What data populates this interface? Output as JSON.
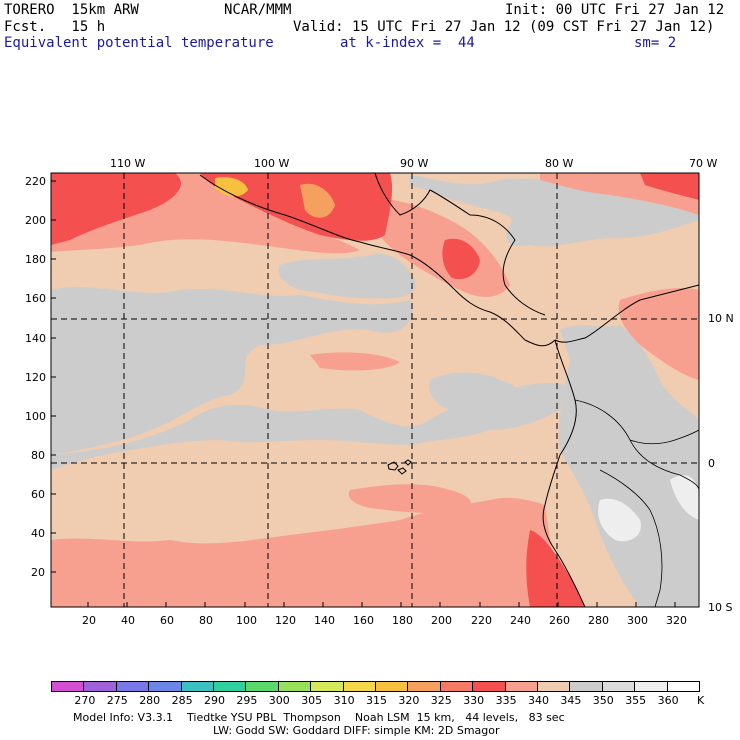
{
  "header": {
    "model": "TORERO  15km ARW",
    "org": "NCAR/MMM",
    "init": "Init: 00 UTC Fri 27 Jan 12",
    "fcst": "Fcst.   15 h",
    "valid": "Valid: 15 UTC Fri 27 Jan 12 (09 CST Fri 27 Jan 12)",
    "field": "Equivalent potential temperature",
    "level": "at k-index =  44",
    "smooth": "sm= 2"
  },
  "axes": {
    "top_lon": [
      "110 W",
      "100 W",
      "90 W",
      "80 W",
      "70 W"
    ],
    "right_lat": [
      "10 N",
      "0",
      "10 S"
    ],
    "left_y": [
      "220",
      "200",
      "180",
      "160",
      "140",
      "120",
      "100",
      "80",
      "60",
      "40",
      "20"
    ],
    "bottom_x": [
      "20",
      "40",
      "60",
      "80",
      "100",
      "120",
      "140",
      "160",
      "180",
      "200",
      "220",
      "240",
      "260",
      "280",
      "300",
      "320"
    ]
  },
  "legend": {
    "unit": "K",
    "labels": [
      "270",
      "275",
      "280",
      "285",
      "290",
      "295",
      "300",
      "305",
      "310",
      "315",
      "320",
      "325",
      "330",
      "335",
      "340",
      "345",
      "350",
      "355",
      "360"
    ],
    "colors": [
      "#d24fd2",
      "#a062d8",
      "#7878e8",
      "#6a86e6",
      "#3cc0c0",
      "#2fcf9f",
      "#5ad86a",
      "#96e05a",
      "#d4e85a",
      "#f4d84a",
      "#f8c040",
      "#f6a060",
      "#f47a64",
      "#f45050",
      "#f8a090",
      "#f0ccb0",
      "#cccccc",
      "#dcdcdc",
      "#eeeeee",
      "#ffffff"
    ]
  },
  "footer": {
    "line1": "Model Info: V3.3.1    Tiedtke YSU PBL  Thompson    Noah LSM  15 km,   44 levels,   83 sec",
    "line2": "LW: Godd SW: Goddard DIFF: simple KM: 2D Smagor"
  },
  "map_colors": {
    "base": "#f0ccb0",
    "gray": "#cccccc",
    "light": "#eeeeee",
    "salmon": "#f8a090",
    "red": "#f45050",
    "orange": "#f8c040",
    "peach": "#f6a060"
  }
}
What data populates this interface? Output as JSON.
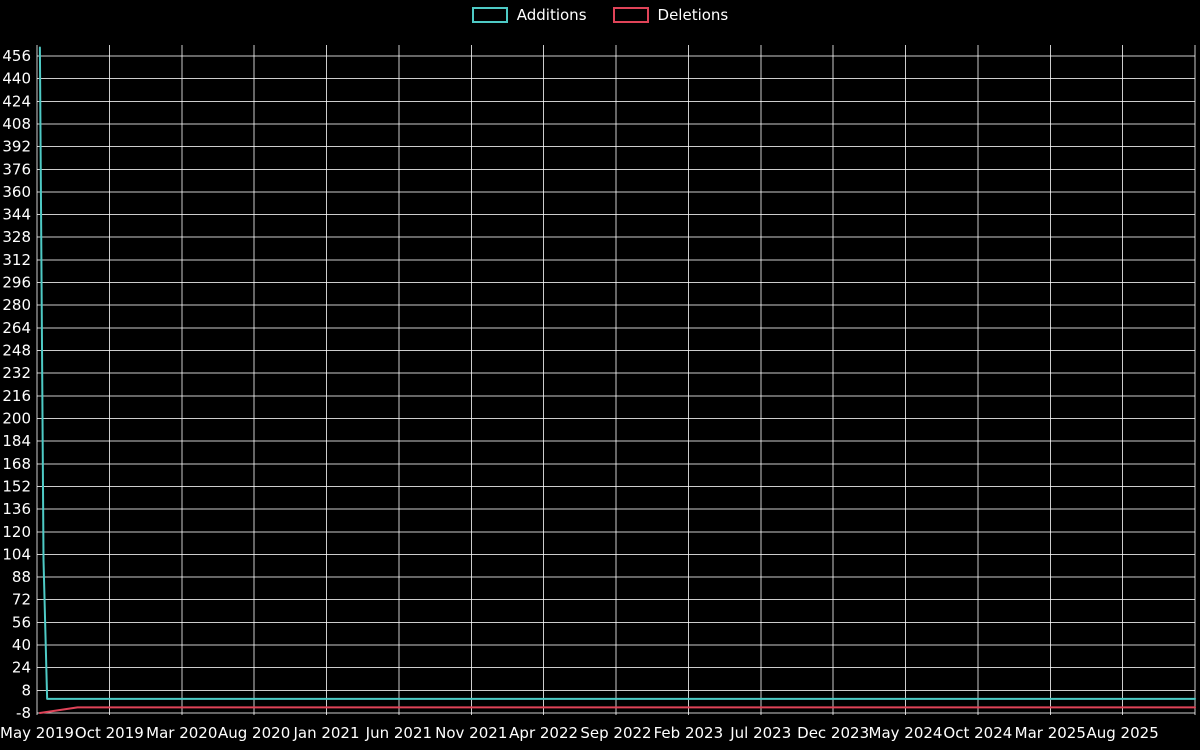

Aim of the task
Repeat each entry exactly as given; no pictures belong in the copy.

Complete response
What data populates this interface? Output as JSON.
{
  "header": {
    "model": "TORERO  15km ARW",
    "org": "NCAR/MMM",
    "init": "Init: 00 UTC Fri 27 Jan 12",
    "fcst": "Fcst.   15 h",
    "valid": "Valid: 15 UTC Fri 27 Jan 12 (09 CST Fri 27 Jan 12)",
    "field": "Equivalent potential temperature",
    "level": "at k-index =  44",
    "smooth": "sm= 2"
  },
  "axes": {
    "top_lon": [
      "110 W",
      "100 W",
      "90 W",
      "80 W",
      "70 W"
    ],
    "right_lat": [
      "10 N",
      "0",
      "10 S"
    ],
    "left_y": [
      "220",
      "200",
      "180",
      "160",
      "140",
      "120",
      "100",
      "80",
      "60",
      "40",
      "20"
    ],
    "bottom_x": [
      "20",
      "40",
      "60",
      "80",
      "100",
      "120",
      "140",
      "160",
      "180",
      "200",
      "220",
      "240",
      "260",
      "280",
      "300",
      "320"
    ]
  },
  "legend": {
    "unit": "K",
    "labels": [
      "270",
      "275",
      "280",
      "285",
      "290",
      "295",
      "300",
      "305",
      "310",
      "315",
      "320",
      "325",
      "330",
      "335",
      "340",
      "345",
      "350",
      "355",
      "360"
    ],
    "colors": [
      "#d24fd2",
      "#a062d8",
      "#7878e8",
      "#6a86e6",
      "#3cc0c0",
      "#2fcf9f",
      "#5ad86a",
      "#96e05a",
      "#d4e85a",
      "#f4d84a",
      "#f8c040",
      "#f6a060",
      "#f47a64",
      "#f45050",
      "#f8a090",
      "#f0ccb0",
      "#cccccc",
      "#dcdcdc",
      "#eeeeee",
      "#ffffff"
    ]
  },
  "footer": {
    "line1": "Model Info: V3.3.1    Tiedtke YSU PBL  Thompson    Noah LSM  15 km,   44 levels,   83 sec",
    "line2": "LW: Godd SW: Goddard DIFF: simple KM: 2D Smagor"
  },
  "map_colors": {
    "base": "#f0ccb0",
    "gray": "#cccccc",
    "light": "#eeeeee",
    "salmon": "#f8a090",
    "red": "#f45050",
    "orange": "#f8c040",
    "peach": "#f6a060"
  }
}
What data populates this interface? Output as JSON.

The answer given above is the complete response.